Saved entries:
───
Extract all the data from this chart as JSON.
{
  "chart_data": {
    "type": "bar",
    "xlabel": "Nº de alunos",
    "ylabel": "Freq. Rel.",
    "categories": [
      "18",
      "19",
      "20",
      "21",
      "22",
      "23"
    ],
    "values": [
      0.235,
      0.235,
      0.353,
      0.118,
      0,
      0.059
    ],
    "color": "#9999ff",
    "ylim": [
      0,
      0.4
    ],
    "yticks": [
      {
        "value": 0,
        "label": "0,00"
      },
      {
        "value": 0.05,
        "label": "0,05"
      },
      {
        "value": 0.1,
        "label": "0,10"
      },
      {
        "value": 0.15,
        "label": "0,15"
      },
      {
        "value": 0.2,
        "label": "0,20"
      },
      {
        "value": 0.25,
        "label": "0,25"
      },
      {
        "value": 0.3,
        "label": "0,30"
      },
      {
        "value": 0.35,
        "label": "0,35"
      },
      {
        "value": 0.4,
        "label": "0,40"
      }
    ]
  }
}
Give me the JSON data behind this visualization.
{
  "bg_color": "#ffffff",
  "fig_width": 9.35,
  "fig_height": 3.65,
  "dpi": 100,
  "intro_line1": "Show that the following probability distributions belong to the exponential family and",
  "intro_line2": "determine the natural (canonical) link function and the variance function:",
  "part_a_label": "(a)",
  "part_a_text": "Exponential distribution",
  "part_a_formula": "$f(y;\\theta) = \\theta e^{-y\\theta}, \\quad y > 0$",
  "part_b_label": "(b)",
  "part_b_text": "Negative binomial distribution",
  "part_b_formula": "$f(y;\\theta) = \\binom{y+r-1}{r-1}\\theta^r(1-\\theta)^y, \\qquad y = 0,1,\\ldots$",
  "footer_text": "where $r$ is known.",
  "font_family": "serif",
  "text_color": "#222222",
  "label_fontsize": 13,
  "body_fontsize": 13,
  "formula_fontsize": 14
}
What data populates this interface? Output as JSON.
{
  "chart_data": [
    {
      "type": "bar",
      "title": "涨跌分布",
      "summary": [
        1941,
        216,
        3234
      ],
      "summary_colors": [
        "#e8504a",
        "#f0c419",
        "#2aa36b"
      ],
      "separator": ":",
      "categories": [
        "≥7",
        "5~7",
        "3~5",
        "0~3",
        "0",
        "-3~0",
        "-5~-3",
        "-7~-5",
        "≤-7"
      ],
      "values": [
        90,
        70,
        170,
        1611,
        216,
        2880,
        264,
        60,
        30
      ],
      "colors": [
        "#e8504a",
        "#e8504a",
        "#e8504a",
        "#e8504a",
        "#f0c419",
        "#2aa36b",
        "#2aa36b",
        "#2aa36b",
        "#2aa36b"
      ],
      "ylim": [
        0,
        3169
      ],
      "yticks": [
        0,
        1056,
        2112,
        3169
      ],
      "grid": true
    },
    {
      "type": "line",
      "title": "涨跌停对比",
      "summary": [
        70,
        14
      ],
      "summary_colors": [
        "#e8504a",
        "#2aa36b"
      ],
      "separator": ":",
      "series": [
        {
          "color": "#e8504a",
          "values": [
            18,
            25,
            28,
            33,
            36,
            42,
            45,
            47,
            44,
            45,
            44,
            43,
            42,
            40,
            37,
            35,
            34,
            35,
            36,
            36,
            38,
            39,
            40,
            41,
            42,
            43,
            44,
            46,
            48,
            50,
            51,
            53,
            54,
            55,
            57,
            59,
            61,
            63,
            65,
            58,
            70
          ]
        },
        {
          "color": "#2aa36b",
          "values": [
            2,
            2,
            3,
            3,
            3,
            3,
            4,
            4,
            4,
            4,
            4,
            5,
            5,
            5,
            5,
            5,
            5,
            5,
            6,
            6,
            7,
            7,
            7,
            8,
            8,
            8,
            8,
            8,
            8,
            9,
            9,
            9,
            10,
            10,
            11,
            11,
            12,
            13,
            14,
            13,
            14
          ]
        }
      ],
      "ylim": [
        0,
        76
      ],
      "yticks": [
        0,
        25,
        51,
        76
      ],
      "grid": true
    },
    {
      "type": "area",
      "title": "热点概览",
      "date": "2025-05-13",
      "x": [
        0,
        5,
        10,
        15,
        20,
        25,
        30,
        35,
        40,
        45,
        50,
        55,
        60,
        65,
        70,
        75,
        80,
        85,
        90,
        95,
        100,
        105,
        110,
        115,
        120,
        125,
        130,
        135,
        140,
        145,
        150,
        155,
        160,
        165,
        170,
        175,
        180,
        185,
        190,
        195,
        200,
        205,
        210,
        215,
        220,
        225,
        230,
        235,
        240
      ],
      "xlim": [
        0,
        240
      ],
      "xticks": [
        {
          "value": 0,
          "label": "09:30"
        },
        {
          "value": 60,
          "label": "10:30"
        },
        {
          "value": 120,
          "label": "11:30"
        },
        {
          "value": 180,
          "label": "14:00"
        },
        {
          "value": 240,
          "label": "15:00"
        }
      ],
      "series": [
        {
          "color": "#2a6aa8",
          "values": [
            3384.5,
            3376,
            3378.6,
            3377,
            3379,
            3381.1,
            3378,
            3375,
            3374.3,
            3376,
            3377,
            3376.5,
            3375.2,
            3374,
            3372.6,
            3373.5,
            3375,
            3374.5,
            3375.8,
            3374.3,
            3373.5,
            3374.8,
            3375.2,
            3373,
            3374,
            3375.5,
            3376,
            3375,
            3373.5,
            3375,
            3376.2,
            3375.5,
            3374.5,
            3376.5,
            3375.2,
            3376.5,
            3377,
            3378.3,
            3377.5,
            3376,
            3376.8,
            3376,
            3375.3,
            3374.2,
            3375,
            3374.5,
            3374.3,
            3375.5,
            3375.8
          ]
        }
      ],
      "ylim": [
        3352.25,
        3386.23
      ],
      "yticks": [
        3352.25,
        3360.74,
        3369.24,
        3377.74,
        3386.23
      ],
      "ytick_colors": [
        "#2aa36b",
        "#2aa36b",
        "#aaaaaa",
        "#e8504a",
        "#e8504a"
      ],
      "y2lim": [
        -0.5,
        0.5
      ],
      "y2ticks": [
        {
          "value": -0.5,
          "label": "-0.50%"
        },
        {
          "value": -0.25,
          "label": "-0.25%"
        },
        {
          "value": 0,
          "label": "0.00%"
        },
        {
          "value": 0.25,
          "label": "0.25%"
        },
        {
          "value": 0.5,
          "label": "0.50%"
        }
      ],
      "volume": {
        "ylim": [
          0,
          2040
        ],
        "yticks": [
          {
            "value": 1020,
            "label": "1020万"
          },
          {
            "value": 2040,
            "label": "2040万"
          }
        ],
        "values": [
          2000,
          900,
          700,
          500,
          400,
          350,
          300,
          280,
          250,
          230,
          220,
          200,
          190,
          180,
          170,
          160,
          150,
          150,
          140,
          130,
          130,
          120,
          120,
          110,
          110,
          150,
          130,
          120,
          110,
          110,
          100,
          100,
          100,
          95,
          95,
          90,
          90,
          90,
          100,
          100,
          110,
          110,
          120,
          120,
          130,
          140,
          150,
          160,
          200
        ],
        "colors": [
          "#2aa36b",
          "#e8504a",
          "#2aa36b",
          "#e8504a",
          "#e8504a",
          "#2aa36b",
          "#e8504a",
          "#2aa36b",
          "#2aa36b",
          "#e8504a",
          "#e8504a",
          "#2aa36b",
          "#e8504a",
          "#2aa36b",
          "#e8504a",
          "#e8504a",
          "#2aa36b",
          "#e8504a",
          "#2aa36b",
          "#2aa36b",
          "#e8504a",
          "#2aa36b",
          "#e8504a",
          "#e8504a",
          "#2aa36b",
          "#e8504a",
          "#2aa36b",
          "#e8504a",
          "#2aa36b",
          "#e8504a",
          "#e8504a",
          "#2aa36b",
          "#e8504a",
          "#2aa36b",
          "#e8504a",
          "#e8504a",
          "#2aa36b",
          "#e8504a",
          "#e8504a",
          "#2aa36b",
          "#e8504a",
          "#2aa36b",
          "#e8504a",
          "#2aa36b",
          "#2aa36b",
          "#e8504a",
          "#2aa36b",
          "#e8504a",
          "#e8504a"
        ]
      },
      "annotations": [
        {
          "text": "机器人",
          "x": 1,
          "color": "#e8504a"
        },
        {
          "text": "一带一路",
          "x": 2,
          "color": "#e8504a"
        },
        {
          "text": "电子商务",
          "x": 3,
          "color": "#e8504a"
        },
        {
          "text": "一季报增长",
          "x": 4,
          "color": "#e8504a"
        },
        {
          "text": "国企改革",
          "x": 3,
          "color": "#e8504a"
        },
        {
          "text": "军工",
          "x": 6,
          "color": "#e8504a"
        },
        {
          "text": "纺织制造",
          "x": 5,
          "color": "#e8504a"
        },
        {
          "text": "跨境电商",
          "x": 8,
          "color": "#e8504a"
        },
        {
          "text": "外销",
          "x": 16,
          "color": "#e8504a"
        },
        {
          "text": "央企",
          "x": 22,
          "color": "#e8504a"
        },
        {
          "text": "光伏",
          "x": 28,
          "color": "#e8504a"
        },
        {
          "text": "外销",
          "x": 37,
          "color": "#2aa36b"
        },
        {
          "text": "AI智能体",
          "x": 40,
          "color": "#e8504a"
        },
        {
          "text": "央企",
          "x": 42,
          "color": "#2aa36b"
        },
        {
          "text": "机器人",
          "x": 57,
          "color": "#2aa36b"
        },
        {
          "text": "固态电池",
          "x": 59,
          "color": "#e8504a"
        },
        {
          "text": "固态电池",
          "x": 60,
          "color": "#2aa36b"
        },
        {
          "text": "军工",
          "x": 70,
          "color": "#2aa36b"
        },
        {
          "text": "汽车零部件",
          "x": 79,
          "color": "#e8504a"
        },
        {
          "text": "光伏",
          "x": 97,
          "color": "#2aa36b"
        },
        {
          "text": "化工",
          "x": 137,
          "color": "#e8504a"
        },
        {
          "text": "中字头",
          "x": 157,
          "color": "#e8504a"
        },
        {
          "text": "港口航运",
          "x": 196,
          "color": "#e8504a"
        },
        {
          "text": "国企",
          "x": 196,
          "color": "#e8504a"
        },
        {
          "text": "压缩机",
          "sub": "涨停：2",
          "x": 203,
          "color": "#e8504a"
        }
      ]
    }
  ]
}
───
Say, as a bare number, how many lines in the entries above include the string "JSON".

Task answer: 3